Begin

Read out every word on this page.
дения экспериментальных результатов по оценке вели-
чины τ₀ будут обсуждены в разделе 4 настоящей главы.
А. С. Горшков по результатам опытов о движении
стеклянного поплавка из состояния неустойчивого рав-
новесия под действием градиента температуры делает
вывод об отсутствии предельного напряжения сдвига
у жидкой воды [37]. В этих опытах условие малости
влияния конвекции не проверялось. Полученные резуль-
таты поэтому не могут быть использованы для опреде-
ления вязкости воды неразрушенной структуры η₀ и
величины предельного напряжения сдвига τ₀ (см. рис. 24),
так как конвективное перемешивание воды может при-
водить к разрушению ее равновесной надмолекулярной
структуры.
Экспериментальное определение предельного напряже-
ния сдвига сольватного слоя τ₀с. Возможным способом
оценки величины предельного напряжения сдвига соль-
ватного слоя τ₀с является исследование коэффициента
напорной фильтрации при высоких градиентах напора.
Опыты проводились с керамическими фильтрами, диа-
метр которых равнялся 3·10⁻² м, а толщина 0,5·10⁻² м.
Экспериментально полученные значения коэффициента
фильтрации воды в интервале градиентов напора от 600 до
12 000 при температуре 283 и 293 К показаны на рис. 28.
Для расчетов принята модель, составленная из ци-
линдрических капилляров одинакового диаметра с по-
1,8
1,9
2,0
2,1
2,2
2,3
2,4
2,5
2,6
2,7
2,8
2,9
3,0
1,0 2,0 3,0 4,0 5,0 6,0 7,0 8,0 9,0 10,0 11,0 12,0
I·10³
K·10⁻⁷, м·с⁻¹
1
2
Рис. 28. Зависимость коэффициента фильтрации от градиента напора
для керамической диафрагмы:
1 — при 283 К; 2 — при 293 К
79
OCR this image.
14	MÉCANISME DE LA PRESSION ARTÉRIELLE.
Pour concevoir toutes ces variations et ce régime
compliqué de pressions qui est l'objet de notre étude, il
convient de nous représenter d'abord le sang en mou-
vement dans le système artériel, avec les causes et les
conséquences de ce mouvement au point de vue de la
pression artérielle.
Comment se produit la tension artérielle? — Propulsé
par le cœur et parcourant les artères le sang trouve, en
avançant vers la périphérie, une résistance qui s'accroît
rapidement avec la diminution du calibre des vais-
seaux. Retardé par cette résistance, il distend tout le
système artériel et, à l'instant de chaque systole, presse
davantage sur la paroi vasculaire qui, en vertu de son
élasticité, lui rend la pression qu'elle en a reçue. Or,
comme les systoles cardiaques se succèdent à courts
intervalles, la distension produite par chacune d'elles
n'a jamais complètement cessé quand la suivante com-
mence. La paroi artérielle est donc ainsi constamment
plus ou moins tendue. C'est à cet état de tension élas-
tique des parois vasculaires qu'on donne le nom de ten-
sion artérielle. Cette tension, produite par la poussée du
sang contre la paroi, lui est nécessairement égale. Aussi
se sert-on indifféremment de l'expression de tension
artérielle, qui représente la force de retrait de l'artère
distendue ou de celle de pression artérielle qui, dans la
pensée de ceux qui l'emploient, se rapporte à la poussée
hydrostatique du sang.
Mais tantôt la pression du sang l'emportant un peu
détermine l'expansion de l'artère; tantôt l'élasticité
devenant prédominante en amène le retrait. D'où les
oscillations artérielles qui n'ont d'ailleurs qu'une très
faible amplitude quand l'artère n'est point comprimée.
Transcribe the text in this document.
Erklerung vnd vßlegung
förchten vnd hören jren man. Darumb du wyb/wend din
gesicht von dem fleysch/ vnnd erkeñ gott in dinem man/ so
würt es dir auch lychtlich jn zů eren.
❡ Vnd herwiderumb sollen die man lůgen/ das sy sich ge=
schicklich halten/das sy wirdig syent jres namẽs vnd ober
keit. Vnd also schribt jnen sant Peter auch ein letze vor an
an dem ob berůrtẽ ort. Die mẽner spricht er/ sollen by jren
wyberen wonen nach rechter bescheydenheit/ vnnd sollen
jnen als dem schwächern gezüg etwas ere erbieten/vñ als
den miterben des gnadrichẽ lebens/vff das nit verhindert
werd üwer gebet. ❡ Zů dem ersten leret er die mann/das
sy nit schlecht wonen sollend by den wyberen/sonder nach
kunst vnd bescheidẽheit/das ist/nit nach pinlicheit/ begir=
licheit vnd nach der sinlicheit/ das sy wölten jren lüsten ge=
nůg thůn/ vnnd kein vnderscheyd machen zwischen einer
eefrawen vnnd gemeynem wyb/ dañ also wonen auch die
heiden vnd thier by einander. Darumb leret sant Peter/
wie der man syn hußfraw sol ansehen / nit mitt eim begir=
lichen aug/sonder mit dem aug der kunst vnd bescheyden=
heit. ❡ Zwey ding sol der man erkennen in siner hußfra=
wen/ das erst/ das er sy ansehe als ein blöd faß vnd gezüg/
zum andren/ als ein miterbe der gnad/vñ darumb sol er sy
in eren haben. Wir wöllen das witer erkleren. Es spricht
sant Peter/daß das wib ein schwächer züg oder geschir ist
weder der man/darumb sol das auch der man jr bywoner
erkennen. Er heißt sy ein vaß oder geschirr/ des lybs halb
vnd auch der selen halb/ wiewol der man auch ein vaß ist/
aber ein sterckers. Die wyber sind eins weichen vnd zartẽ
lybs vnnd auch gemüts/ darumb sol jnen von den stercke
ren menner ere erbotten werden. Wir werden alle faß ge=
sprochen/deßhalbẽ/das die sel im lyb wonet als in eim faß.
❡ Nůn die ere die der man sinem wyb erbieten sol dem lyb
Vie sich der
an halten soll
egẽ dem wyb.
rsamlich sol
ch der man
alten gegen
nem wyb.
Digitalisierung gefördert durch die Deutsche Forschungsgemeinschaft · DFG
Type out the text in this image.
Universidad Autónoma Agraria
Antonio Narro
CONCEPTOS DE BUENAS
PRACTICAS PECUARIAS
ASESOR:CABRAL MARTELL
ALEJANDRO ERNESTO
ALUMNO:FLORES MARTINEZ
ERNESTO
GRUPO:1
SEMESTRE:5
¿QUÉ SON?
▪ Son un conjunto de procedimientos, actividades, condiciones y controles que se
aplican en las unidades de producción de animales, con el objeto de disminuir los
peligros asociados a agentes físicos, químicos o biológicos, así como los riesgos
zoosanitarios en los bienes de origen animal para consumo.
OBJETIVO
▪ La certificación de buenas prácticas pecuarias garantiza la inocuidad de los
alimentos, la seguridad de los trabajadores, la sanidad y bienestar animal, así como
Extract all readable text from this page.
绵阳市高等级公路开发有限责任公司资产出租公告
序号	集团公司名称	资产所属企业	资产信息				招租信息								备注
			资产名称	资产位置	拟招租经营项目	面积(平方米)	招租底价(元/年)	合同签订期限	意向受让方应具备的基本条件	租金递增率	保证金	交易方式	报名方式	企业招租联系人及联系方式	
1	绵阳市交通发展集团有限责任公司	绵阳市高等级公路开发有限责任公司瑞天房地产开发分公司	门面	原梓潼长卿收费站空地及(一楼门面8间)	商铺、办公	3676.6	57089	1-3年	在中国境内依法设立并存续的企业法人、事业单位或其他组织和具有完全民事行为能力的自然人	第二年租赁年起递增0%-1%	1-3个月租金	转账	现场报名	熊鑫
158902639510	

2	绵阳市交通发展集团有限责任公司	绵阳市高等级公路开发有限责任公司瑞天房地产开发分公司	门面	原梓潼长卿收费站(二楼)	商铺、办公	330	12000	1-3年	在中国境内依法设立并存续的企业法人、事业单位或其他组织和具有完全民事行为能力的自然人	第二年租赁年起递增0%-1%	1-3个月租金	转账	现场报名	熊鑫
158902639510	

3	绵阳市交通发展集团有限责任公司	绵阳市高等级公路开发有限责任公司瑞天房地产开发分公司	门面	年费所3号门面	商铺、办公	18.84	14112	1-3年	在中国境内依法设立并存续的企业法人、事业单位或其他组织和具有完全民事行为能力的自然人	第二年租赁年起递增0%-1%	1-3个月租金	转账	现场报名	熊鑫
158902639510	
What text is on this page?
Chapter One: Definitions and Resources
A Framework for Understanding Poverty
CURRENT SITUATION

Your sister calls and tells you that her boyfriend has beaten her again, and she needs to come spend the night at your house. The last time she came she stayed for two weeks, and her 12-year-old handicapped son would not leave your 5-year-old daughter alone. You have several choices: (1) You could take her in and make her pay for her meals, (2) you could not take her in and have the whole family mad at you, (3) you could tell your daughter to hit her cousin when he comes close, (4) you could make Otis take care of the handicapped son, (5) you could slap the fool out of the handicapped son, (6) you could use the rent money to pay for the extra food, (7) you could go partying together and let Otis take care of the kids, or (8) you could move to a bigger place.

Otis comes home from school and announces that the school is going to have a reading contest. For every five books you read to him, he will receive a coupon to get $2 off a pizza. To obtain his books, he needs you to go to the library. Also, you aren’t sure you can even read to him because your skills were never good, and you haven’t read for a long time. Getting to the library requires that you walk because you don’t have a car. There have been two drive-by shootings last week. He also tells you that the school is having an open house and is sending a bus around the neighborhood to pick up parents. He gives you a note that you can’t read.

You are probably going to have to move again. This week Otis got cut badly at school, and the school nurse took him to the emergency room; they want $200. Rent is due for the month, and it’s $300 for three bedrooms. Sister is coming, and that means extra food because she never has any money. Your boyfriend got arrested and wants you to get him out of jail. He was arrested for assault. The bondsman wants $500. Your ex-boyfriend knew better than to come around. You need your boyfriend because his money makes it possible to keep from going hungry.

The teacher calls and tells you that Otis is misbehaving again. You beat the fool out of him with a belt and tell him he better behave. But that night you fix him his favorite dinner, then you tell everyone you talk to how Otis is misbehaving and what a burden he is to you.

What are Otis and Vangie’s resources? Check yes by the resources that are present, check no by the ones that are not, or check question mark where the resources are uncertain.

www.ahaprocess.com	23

End

STATED PROBLEM: Read the data above. Pull out each line in which the string "fool" appears.

EXPECTED OUTPUT:
Your sister calls and tells you that her boyfriend has beaten her again, and she needs to come spend the night at your house. The last time she came she stayed for two weeks, and her 12-year-old handicapped son would not leave your 5-year-old daughter alone. You have several choices: (1) You could take her in and make her pay for her meals, (2) you could not take her in and have the whole family mad at you, (3) you could tell your daughter to hit her cousin when he comes close, (4) you could make Otis take care of the handicapped son, (5) you could slap the fool out of the handicapped son, (6) you could use the rent money to pay for the extra food, (7) you could go partying together and let Otis take care of the kids, or (8) you could move to a bigger place.
The teacher calls and tells you that Otis is misbehaving again. You beat the fool out of him with a belt and tell him he better behave. But that night you fix him his favorite dinner, then you tell everyone you talk to how Otis is misbehaving and what a burden he is to you.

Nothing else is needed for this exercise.